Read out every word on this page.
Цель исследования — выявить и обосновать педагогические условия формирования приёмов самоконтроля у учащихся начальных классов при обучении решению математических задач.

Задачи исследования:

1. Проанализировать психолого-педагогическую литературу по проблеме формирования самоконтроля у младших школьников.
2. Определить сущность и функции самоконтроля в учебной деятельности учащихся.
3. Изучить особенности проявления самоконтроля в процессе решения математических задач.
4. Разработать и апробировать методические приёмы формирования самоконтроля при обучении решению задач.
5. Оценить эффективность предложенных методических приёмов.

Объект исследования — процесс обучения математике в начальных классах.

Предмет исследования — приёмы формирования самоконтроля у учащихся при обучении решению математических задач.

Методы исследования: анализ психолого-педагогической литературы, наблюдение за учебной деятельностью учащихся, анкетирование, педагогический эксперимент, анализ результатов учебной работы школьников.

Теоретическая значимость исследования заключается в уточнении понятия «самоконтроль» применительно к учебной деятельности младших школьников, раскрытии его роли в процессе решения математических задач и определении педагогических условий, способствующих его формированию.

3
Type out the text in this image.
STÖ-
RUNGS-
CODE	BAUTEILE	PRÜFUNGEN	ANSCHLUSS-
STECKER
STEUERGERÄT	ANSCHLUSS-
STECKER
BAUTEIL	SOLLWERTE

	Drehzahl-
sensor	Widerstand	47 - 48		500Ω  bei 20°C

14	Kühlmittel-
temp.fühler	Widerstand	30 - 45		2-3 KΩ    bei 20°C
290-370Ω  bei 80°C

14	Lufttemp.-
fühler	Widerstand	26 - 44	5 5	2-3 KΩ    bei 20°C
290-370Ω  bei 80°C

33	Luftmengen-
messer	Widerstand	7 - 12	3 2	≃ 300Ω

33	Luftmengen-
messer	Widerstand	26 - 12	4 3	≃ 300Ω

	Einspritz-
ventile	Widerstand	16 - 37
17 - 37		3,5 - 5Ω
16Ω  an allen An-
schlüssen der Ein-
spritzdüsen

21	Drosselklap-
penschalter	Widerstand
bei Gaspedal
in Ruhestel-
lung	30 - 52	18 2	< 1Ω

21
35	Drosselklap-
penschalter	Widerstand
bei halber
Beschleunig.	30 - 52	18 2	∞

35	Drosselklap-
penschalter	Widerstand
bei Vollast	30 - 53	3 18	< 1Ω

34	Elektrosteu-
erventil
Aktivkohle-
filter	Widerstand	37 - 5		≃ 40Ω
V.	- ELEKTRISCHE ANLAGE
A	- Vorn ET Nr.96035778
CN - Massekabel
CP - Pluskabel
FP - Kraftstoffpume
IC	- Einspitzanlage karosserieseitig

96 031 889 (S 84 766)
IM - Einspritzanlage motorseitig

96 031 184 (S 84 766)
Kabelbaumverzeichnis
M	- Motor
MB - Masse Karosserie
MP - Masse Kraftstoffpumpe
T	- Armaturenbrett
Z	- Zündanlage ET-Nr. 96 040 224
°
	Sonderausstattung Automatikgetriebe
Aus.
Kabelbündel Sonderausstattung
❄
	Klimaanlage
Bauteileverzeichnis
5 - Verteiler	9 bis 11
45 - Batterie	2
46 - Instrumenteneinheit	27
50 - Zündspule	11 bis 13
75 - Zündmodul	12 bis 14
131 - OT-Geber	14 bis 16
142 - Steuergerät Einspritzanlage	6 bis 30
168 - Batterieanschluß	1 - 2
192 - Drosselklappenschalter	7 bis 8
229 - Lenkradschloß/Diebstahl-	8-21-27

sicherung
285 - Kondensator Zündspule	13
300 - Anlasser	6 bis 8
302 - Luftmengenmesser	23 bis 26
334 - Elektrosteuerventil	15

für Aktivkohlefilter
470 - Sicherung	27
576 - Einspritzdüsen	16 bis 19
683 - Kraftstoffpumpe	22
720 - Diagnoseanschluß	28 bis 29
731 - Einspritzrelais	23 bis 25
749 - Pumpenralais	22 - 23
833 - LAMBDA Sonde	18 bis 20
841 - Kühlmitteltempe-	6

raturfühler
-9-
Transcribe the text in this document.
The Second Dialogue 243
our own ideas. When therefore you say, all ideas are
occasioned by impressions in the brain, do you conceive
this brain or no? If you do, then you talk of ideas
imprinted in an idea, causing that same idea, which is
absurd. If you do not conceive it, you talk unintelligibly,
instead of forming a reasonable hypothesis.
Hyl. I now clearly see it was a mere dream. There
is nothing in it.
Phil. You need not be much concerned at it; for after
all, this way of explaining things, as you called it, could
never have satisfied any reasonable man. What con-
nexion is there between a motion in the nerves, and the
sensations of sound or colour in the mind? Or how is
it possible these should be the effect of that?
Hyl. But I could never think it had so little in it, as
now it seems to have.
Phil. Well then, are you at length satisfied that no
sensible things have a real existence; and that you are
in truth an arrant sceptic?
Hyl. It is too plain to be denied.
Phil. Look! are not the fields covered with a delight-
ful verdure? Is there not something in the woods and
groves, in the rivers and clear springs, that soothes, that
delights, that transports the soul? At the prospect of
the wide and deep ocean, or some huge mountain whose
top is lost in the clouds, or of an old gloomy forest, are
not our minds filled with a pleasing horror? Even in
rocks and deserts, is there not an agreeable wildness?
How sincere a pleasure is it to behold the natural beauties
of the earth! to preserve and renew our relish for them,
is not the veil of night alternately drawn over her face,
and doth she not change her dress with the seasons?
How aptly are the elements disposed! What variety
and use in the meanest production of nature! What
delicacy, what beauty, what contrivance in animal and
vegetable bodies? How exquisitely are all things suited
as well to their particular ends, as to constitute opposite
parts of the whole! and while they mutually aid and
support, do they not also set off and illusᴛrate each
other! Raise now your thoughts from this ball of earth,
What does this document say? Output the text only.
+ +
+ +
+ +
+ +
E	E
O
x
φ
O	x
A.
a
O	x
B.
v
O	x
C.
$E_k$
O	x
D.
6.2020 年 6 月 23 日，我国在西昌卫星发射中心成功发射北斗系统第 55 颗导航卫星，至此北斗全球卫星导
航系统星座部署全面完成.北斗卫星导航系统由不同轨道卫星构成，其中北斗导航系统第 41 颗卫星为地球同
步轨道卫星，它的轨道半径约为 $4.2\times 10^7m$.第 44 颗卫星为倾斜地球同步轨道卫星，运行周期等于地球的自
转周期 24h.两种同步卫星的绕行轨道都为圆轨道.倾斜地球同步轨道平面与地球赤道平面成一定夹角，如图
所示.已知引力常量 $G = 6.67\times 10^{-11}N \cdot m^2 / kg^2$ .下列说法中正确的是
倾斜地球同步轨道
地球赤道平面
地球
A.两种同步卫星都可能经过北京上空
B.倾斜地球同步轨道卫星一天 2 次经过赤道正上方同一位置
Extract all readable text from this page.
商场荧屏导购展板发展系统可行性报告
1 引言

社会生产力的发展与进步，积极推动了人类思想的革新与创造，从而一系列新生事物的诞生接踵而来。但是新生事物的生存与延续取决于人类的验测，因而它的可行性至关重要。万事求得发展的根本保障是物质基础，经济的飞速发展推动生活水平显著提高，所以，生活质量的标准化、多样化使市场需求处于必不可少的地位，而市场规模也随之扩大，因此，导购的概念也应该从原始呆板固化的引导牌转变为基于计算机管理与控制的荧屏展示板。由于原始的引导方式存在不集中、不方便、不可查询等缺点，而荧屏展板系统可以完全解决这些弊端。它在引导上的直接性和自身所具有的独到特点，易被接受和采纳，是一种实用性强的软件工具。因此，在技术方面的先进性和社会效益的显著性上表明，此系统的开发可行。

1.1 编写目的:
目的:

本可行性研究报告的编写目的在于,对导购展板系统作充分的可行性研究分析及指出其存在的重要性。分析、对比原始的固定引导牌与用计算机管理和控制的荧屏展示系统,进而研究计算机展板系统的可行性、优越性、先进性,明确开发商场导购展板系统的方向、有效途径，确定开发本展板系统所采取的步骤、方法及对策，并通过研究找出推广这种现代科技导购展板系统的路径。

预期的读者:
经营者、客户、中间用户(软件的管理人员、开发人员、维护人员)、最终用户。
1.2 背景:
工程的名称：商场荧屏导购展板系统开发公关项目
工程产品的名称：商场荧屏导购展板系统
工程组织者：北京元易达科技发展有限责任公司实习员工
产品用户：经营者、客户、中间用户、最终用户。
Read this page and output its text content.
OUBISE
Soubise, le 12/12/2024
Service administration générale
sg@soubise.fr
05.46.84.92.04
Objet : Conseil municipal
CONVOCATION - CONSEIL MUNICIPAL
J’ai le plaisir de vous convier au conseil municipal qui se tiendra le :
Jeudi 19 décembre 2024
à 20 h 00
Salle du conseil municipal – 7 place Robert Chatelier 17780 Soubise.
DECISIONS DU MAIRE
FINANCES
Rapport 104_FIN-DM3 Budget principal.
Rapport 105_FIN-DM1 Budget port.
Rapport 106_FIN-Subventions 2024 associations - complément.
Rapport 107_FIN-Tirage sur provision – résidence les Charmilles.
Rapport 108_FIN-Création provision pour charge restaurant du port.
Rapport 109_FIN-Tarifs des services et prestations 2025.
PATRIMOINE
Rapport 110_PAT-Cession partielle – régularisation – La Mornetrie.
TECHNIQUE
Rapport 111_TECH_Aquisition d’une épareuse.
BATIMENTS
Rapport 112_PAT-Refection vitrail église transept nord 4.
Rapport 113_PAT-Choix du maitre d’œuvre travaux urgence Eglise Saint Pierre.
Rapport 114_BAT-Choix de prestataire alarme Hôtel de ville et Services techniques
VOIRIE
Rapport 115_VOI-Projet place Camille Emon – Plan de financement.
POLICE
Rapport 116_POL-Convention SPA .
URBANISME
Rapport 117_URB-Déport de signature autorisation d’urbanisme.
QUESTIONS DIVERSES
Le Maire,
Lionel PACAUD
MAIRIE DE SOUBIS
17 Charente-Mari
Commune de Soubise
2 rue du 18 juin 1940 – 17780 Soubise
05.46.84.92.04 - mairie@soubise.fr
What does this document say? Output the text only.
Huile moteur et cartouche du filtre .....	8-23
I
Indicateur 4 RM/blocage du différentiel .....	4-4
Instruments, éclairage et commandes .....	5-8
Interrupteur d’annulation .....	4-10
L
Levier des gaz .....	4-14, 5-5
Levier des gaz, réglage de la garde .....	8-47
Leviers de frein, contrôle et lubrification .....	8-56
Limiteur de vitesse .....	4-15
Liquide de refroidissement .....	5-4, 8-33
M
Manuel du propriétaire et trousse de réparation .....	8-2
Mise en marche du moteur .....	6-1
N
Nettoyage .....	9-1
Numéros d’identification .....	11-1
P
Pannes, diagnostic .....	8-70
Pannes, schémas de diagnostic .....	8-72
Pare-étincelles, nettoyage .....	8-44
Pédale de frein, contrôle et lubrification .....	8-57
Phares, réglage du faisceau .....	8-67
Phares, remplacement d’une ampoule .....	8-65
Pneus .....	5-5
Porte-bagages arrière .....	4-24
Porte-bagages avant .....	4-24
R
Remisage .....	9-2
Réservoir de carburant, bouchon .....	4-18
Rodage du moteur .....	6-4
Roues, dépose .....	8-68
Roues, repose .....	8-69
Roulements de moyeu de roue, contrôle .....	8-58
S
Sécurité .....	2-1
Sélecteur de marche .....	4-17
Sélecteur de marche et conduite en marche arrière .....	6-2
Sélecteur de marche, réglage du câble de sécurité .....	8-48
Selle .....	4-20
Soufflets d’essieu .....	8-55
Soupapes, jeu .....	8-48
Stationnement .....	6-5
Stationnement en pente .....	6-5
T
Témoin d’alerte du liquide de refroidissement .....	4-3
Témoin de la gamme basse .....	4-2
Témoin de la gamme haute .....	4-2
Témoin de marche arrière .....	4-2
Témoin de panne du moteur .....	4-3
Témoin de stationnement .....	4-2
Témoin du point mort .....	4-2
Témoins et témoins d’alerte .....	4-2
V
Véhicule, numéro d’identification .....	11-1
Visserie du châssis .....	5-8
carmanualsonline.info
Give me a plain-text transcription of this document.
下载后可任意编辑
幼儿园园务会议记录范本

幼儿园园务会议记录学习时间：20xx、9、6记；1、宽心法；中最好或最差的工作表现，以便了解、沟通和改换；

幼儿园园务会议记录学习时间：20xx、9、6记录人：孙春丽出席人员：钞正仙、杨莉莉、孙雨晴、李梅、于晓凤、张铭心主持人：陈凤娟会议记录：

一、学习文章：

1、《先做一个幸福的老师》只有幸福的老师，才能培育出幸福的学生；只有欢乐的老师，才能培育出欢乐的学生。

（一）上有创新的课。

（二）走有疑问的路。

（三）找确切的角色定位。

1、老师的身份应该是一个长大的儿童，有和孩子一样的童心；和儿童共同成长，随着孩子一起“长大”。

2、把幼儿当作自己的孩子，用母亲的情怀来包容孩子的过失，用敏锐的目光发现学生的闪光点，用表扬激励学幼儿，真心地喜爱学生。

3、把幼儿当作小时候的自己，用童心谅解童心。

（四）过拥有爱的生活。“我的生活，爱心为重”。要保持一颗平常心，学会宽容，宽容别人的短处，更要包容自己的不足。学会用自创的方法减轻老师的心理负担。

+++

_WHAT TO PRODUCE_:
Gather each line of the listing containing the word "обучении" and show it.

_SOLUTION TO THIS TASK_:
Цель исследования — выявить и обосновать педагогические условия формирования приёмов самоконтроля у учащихся начальных классов при обучении решению математических задач.
4. Разработать и апробировать методические приёмы формирования самоконтроля при обучении решению задач.
Предмет исследования — приёмы формирования самоконтроля у учащихся при обучении решению математических задач.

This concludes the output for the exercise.